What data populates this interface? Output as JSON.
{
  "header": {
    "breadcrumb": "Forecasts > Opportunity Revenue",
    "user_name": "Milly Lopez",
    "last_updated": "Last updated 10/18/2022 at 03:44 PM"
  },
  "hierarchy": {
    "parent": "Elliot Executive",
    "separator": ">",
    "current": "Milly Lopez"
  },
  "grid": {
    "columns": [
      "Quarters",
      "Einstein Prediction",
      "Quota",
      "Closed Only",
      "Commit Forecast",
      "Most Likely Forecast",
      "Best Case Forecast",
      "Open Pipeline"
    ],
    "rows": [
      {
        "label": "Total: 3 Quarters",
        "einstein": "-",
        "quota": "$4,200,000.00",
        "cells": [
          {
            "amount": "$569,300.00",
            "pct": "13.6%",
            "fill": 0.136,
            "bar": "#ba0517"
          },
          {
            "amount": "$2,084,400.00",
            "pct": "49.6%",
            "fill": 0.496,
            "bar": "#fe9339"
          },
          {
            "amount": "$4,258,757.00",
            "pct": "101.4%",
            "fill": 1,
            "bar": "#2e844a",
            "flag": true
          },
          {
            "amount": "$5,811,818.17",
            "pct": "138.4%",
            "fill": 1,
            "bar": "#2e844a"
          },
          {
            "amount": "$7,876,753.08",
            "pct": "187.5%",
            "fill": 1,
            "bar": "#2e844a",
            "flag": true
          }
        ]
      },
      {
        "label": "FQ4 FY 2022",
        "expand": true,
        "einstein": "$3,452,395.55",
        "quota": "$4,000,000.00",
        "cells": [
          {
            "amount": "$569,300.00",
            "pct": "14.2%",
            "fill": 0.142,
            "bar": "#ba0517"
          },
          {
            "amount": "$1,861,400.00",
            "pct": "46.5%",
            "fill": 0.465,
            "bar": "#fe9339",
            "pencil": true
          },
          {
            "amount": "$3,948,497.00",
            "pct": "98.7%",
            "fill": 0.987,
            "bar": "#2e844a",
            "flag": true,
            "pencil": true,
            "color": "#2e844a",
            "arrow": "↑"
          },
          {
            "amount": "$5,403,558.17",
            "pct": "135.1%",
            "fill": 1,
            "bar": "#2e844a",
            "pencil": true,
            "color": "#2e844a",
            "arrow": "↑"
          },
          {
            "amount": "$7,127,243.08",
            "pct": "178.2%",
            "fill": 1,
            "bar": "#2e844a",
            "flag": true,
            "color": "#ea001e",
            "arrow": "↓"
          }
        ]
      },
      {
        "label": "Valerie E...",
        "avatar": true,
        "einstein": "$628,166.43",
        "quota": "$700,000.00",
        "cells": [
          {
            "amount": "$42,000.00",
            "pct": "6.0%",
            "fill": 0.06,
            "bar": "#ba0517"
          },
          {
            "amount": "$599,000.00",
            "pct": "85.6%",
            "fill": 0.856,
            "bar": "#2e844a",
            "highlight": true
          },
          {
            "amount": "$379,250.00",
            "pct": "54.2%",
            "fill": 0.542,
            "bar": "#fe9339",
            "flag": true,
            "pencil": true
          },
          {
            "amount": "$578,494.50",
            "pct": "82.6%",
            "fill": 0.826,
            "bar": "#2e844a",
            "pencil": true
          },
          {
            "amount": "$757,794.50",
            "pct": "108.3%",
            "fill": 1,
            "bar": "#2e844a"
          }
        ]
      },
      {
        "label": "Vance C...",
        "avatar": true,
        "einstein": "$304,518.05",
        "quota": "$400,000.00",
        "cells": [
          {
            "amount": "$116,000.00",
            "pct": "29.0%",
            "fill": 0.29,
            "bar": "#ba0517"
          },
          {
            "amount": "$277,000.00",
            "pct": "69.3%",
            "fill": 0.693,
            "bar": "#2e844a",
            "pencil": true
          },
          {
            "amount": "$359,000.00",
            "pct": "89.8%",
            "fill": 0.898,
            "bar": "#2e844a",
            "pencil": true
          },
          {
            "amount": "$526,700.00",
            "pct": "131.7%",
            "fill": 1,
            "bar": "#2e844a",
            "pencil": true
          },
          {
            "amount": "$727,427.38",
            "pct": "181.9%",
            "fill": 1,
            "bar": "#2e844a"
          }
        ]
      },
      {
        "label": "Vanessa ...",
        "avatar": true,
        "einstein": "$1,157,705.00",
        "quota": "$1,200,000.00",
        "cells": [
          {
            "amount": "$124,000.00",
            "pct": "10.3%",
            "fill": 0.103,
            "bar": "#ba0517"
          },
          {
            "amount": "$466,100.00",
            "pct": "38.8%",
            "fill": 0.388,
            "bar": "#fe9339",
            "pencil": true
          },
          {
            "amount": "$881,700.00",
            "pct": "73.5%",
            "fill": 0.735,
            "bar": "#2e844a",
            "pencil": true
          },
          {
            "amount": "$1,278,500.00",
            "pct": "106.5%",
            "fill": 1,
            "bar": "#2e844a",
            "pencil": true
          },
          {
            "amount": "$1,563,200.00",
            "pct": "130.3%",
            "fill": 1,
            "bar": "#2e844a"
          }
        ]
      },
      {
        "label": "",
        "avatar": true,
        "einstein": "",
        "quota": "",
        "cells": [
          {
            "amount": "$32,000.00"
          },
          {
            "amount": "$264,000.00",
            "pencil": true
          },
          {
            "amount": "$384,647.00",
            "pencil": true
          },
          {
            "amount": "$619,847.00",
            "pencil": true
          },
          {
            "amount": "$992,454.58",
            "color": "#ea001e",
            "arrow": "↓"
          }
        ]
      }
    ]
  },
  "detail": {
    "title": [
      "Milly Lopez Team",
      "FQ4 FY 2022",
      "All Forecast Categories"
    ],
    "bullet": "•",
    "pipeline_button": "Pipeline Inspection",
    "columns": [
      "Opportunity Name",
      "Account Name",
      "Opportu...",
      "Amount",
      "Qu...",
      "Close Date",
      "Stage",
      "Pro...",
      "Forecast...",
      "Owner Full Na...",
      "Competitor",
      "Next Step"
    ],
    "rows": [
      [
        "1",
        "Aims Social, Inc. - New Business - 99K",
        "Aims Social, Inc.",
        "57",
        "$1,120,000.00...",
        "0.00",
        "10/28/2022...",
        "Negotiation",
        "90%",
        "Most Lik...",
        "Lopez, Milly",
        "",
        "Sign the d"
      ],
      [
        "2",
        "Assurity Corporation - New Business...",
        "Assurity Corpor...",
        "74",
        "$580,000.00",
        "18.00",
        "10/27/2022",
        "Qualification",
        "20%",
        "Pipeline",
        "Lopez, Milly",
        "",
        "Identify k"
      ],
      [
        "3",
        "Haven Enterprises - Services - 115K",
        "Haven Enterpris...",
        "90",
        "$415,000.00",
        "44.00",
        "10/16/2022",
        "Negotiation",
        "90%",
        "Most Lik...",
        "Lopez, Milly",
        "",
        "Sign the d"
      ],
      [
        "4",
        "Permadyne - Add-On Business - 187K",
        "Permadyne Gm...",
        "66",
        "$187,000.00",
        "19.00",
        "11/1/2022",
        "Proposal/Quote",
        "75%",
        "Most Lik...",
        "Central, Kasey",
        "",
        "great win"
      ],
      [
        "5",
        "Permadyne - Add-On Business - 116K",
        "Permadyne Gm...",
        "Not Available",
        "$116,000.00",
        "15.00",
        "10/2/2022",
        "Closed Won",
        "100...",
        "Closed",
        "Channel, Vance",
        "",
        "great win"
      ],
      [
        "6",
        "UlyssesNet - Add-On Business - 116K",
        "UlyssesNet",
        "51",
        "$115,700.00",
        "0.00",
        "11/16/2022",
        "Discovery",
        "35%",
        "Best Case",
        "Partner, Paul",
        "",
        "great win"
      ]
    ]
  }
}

--

→ WORK TO COMPLETE
Give the entries again in full, exactly as they are written.

→ CORRECT RESULT
What data populates this interface? Output as JSON.
{
  "header": {
    "breadcrumb": "Forecasts > Opportunity Revenue",
    "user_name": "Milly Lopez",
    "last_updated": "Last updated 10/18/2022 at 03:44 PM"
  },
  "hierarchy": {
    "parent": "Elliot Executive",
    "separator": ">",
    "current": "Milly Lopez"
  },
  "grid": {
    "columns": [
      "Quarters",
      "Einstein Prediction",
      "Quota",
      "Closed Only",
      "Commit Forecast",
      "Most Likely Forecast",
      "Best Case Forecast",
      "Open Pipeline"
    ],
    "rows": [
      {
        "label": "Total: 3 Quarters",
        "einstein": "-",
        "quota": "$4,200,000.00",
        "cells": [
          {
            "amount": "$569,300.00",
            "pct": "13.6%",
            "fill": 0.136,
            "bar": "#ba0517"
          },
          {
            "amount": "$2,084,400.00",
            "pct": "49.6%",
            "fill": 0.496,
            "bar": "#fe9339"
          },
          {
            "amount": "$4,258,757.00",
            "pct": "101.4%",
            "fill": 1,
            "bar": "#2e844a",
            "flag": true
          },
          {
            "amount": "$5,811,818.17",
            "pct": "138.4%",
            "fill": 1,
            "bar": "#2e844a"
          },
          {
            "amount": "$7,876,753.08",
            "pct": "187.5%",
            "fill": 1,
            "bar": "#2e844a",
            "flag": true
          }
        ]
      },
      {
        "label": "FQ4 FY 2022",
        "expand": true,
        "einstein": "$3,452,395.55",
        "quota": "$4,000,000.00",
        "cells": [
          {
            "amount": "$569,300.00",
            "pct": "14.2%",
            "fill": 0.142,
            "bar": "#ba0517"
          },
          {
            "amount": "$1,861,400.00",
            "pct": "46.5%",
            "fill": 0.465,
            "bar": "#fe9339",
            "pencil": true
          },
          {
            "amount": "$3,948,497.00",
            "pct": "98.7%",
            "fill": 0.987,
            "bar": "#2e844a",
            "flag": true,
            "pencil": true,
            "color": "#2e844a",
            "arrow": "↑"
          },
          {
            "amount": "$5,403,558.17",
            "pct": "135.1%",
            "fill": 1,
            "bar": "#2e844a",
            "pencil": true,
            "color": "#2e844a",
            "arrow": "↑"
          },
          {
            "amount": "$7,127,243.08",
            "pct": "178.2%",
            "fill": 1,
            "bar": "#2e844a",
            "flag": true,
            "color": "#ea001e",
            "arrow": "↓"
          }
        ]
      },
      {
        "label": "Valerie E...",
        "avatar": true,
        "einstein": "$628,166.43",
        "quota": "$700,000.00",
        "cells": [
          {
            "amount": "$42,000.00",
            "pct": "6.0%",
            "fill": 0.06,
            "bar": "#ba0517"
          },
          {
            "amount": "$599,000.00",
            "pct": "85.6%",
            "fill": 0.856,
            "bar": "#2e844a",
            "highlight": true
          },
          {
            "amount": "$379,250.00",
            "pct": "54.2%",
            "fill": 0.542,
            "bar": "#fe9339",
            "flag": true,
            "pencil": true
          },
          {
            "amount": "$578,494.50",
            "pct": "82.6%",
            "fill": 0.826,
            "bar": "#2e844a",
            "pencil": true
          },
          {
            "amount": "$757,794.50",
            "pct": "108.3%",
            "fill": 1,
            "bar": "#2e844a"
          }
        ]
      },
      {
        "label": "Vance C...",
        "avatar": true,
        "einstein": "$304,518.05",
        "quota": "$400,000.00",
        "cells": [
          {
            "amount": "$116,000.00",
            "pct": "29.0%",
            "fill": 0.29,
            "bar": "#ba0517"
          },
          {
            "amount": "$277,000.00",
            "pct": "69.3%",
            "fill": 0.693,
            "bar": "#2e844a",
            "pencil": true
          },
          {
            "amount": "$359,000.00",
            "pct": "89.8%",
            "fill": 0.898,
            "bar": "#2e844a",
            "pencil": true
          },
          {
            "amount": "$526,700.00",
            "pct": "131.7%",
            "fill": 1,
            "bar": "#2e844a",
            "pencil": true
          },
          {
            "amount": "$727,427.38",
            "pct": "181.9%",
            "fill": 1,
            "bar": "#2e844a"
          }
        ]
      },
      {
        "label": "Vanessa ...",
        "avatar": true,
        "einstein": "$1,157,705.00",
        "quota": "$1,200,000.00",
        "cells": [
          {
            "amount": "$124,000.00",
            "pct": "10.3%",
            "fill": 0.103,
            "bar": "#ba0517"
          },
          {
            "amount": "$466,100.00",
            "pct": "38.8%",
            "fill": 0.388,
            "bar": "#fe9339",
            "pencil": true
          },
          {
            "amount": "$881,700.00",
            "pct": "73.5%",
            "fill": 0.735,
            "bar": "#2e844a",
            "pencil": true
          },
          {
            "amount": "$1,278,500.00",
            "pct": "106.5%",
            "fill": 1,
            "bar": "#2e844a",
            "pencil": true
          },
          {
            "amount": "$1,563,200.00",
            "pct": "130.3%",
            "fill": 1,
            "bar": "#2e844a"
          }
        ]
      },
      {
        "label": "",
        "avatar": true,
        "einstein": "",
        "quota": "",
        "cells": [
          {
            "amount": "$32,000.00"
          },
          {
            "amount": "$264,000.00",
            "pencil": true
          },
          {
            "amount": "$384,647.00",
            "pencil": true
          },
          {
            "amount": "$619,847.00",
            "pencil": true
          },
          {
            "amount": "$992,454.58",
            "color": "#ea001e",
            "arrow": "↓"
          }
        ]
      }
    ]
  },
  "detail": {
    "title": [
      "Milly Lopez Team",
      "FQ4 FY 2022",
      "All Forecast Categories"
    ],
    "bullet": "•",
    "pipeline_button": "Pipeline Inspection",
    "columns": [
      "Opportunity Name",
      "Account Name",
      "Opportu...",
      "Amount",
      "Qu...",
      "Close Date",
      "Stage",
      "Pro...",
      "Forecast...",
      "Owner Full Na...",
      "Competitor",
      "Next Step"
    ],
    "rows": [
      [
        "1",
        "Aims Social, Inc. - New Business - 99K",
        "Aims Social, Inc.",
        "57",
        "$1,120,000.00...",
        "0.00",
        "10/28/2022...",
        "Negotiation",
        "90%",
        "Most Lik...",
        "Lopez, Milly",
        "",
        "Sign the d"
      ],
      [
        "2",
        "Assurity Corporation - New Business...",
        "Assurity Corpor...",
        "74",
        "$580,000.00",
        "18.00",
        "10/27/2022",
        "Qualification",
        "20%",
        "Pipeline",
        "Lopez, Milly",
        "",
        "Identify k"
      ],
      [
        "3",
        "Haven Enterprises - Services - 115K",
        "Haven Enterpris...",
        "90",
        "$415,000.00",
        "44.00",
        "10/16/2022",
        "Negotiation",
        "90%",
        "Most Lik...",
        "Lopez, Milly",
        "",
        "Sign the d"
      ],
      [
        "4",
        "Permadyne - Add-On Business - 187K",
        "Permadyne Gm...",
        "66",
        "$187,000.00",
        "19.00",
        "11/1/2022",
        "Proposal/Quote",
        "75%",
        "Most Lik...",
        "Central, Kasey",
        "",
        "great win"
      ],
      [
        "5",
        "Permadyne - Add-On Business - 116K",
        "Permadyne Gm...",
        "Not Available",
        "$116,000.00",
        "15.00",
        "10/2/2022",
        "Closed Won",
        "100...",
        "Closed",
        "Channel, Vance",
        "",
        "great win"
      ],
      [
        "6",
        "UlyssesNet - Add-On Business - 116K",
        "UlyssesNet",
        "51",
        "$115,700.00",
        "0.00",
        "11/16/2022",
        "Discovery",
        "35%",
        "Best Case",
        "Partner, Paul",
        "",
        "great win"
      ]
    ]
  }
}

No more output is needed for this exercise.